● **Exercise requirements**
Copy all of the material below exactly.

● **Material for the task**
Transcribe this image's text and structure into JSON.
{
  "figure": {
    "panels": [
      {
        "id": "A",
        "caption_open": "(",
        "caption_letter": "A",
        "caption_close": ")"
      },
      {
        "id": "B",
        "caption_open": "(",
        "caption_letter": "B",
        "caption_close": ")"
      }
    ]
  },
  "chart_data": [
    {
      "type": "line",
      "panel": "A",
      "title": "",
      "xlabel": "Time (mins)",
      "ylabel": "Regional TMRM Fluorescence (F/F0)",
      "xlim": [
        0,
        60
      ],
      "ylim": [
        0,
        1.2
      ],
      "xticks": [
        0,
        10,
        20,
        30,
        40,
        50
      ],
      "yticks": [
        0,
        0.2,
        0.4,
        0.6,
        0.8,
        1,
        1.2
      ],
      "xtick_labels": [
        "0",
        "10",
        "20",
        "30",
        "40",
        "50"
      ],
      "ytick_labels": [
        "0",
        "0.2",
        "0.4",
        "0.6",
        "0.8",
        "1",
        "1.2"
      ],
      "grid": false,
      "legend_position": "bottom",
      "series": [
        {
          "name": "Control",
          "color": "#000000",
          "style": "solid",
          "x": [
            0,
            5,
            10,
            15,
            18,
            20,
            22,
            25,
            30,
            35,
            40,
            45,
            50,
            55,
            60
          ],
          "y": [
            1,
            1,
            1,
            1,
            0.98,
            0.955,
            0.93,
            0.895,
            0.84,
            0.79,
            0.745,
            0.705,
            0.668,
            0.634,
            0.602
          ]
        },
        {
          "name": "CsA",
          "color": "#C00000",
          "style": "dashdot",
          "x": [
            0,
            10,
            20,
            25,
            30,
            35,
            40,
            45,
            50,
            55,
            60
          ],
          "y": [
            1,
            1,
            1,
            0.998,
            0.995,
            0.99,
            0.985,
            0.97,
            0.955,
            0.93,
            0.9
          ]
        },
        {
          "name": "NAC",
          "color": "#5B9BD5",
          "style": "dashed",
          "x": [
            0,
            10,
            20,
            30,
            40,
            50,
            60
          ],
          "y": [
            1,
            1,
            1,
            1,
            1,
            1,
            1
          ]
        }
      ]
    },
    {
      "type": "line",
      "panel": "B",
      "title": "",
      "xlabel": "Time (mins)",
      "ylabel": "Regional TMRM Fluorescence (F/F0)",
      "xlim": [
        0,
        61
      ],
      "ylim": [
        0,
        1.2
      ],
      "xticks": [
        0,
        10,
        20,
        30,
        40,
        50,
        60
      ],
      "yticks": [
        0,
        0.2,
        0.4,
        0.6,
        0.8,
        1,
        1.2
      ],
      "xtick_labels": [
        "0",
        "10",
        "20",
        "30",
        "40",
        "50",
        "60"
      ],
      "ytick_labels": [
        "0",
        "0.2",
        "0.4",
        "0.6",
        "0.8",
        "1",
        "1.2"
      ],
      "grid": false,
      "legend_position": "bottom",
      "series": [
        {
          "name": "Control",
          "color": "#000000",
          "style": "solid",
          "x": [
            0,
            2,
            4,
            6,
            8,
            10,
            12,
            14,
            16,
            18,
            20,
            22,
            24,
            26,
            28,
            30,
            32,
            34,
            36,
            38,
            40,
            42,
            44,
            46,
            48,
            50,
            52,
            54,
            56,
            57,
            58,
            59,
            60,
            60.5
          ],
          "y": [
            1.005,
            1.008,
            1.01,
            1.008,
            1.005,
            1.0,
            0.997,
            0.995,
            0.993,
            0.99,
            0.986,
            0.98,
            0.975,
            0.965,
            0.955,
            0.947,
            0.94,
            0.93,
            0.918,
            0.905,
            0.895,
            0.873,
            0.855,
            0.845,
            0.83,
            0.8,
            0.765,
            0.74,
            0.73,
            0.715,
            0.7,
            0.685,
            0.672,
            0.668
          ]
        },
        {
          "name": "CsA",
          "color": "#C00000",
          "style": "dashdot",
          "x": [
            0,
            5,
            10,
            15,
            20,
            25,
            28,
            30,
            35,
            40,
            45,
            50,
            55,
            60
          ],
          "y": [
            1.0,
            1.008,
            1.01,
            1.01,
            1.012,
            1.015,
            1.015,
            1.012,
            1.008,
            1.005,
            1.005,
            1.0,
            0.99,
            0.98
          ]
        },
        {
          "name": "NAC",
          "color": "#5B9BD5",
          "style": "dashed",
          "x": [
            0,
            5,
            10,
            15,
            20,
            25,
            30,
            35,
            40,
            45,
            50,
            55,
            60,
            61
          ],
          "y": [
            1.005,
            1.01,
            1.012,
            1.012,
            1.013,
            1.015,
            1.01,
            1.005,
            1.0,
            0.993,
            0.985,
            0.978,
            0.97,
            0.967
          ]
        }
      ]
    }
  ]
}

● **Answer to this exercise**
Transcribe this image's text and structure into JSON.
{
  "figure": {
    "panels": [
      {
        "id": "A",
        "caption_open": "(",
        "caption_letter": "A",
        "caption_close": ")"
      },
      {
        "id": "B",
        "caption_open": "(",
        "caption_letter": "B",
        "caption_close": ")"
      }
    ]
  },
  "chart_data": [
    {
      "type": "line",
      "panel": "A",
      "title": "",
      "xlabel": "Time (mins)",
      "ylabel": "Regional TMRM Fluorescence (F/F0)",
      "xlim": [
        0,
        60
      ],
      "ylim": [
        0,
        1.2
      ],
      "xticks": [
        0,
        10,
        20,
        30,
        40,
        50
      ],
      "yticks": [
        0,
        0.2,
        0.4,
        0.6,
        0.8,
        1,
        1.2
      ],
      "xtick_labels": [
        "0",
        "10",
        "20",
        "30",
        "40",
        "50"
      ],
      "ytick_labels": [
        "0",
        "0.2",
        "0.4",
        "0.6",
        "0.8",
        "1",
        "1.2"
      ],
      "grid": false,
      "legend_position": "bottom",
      "series": [
        {
          "name": "Control",
          "color": "#000000",
          "style": "solid",
          "x": [
            0,
            5,
            10,
            15,
            18,
            20,
            22,
            25,
            30,
            35,
            40,
            45,
            50,
            55,
            60
          ],
          "y": [
            1,
            1,
            1,
            1,
            0.98,
            0.955,
            0.93,
            0.895,
            0.84,
            0.79,
            0.745,
            0.705,
            0.668,
            0.634,
            0.602
          ]
        },
        {
          "name": "CsA",
          "color": "#C00000",
          "style": "dashdot",
          "x": [
            0,
            10,
            20,
            25,
            30,
            35,
            40,
            45,
            50,
            55,
            60
          ],
          "y": [
            1,
            1,
            1,
            0.998,
            0.995,
            0.99,
            0.985,
            0.97,
            0.955,
            0.93,
            0.9
          ]
        },
        {
          "name": "NAC",
          "color": "#5B9BD5",
          "style": "dashed",
          "x": [
            0,
            10,
            20,
            30,
            40,
            50,
            60
          ],
          "y": [
            1,
            1,
            1,
            1,
            1,
            1,
            1
          ]
        }
      ]
    },
    {
      "type": "line",
      "panel": "B",
      "title": "",
      "xlabel": "Time (mins)",
      "ylabel": "Regional TMRM Fluorescence (F/F0)",
      "xlim": [
        0,
        61
      ],
      "ylim": [
        0,
        1.2
      ],
      "xticks": [
        0,
        10,
        20,
        30,
        40,
        50,
        60
      ],
      "yticks": [
        0,
        0.2,
        0.4,
        0.6,
        0.8,
        1,
        1.2
      ],
      "xtick_labels": [
        "0",
        "10",
        "20",
        "30",
        "40",
        "50",
        "60"
      ],
      "ytick_labels": [
        "0",
        "0.2",
        "0.4",
        "0.6",
        "0.8",
        "1",
        "1.2"
      ],
      "grid": false,
      "legend_position": "bottom",
      "series": [
        {
          "name": "Control",
          "color": "#000000",
          "style": "solid",
          "x": [
            0,
            2,
            4,
            6,
            8,
            10,
            12,
            14,
            16,
            18,
            20,
            22,
            24,
            26,
            28,
            30,
            32,
            34,
            36,
            38,
            40,
            42,
            44,
            46,
            48,
            50,
            52,
            54,
            56,
            57,
            58,
            59,
            60,
            60.5
          ],
          "y": [
            1.005,
            1.008,
            1.01,
            1.008,
            1.005,
            1.0,
            0.997,
            0.995,
            0.993,
            0.99,
            0.986,
            0.98,
            0.975,
            0.965,
            0.955,
            0.947,
            0.94,
            0.93,
            0.918,
            0.905,
            0.895,
            0.873,
            0.855,
            0.845,
            0.83,
            0.8,
            0.765,
            0.74,
            0.73,
            0.715,
            0.7,
            0.685,
            0.672,
            0.668
          ]
        },
        {
          "name": "CsA",
          "color": "#C00000",
          "style": "dashdot",
          "x": [
            0,
            5,
            10,
            15,
            20,
            25,
            28,
            30,
            35,
            40,
            45,
            50,
            55,
            60
          ],
          "y": [
            1.0,
            1.008,
            1.01,
            1.01,
            1.012,
            1.015,
            1.015,
            1.012,
            1.008,
            1.005,
            1.005,
            1.0,
            0.99,
            0.98
          ]
        },
        {
          "name": "NAC",
          "color": "#5B9BD5",
          "style": "dashed",
          "x": [
            0,
            5,
            10,
            15,
            20,
            25,
            30,
            35,
            40,
            45,
            50,
            55,
            60,
            61
          ],
          "y": [
            1.005,
            1.01,
            1.012,
            1.012,
            1.013,
            1.015,
            1.01,
            1.005,
            1.0,
            0.993,
            0.985,
            0.978,
            0.97,
            0.967
          ]
        }
      ]
    }
  ]
}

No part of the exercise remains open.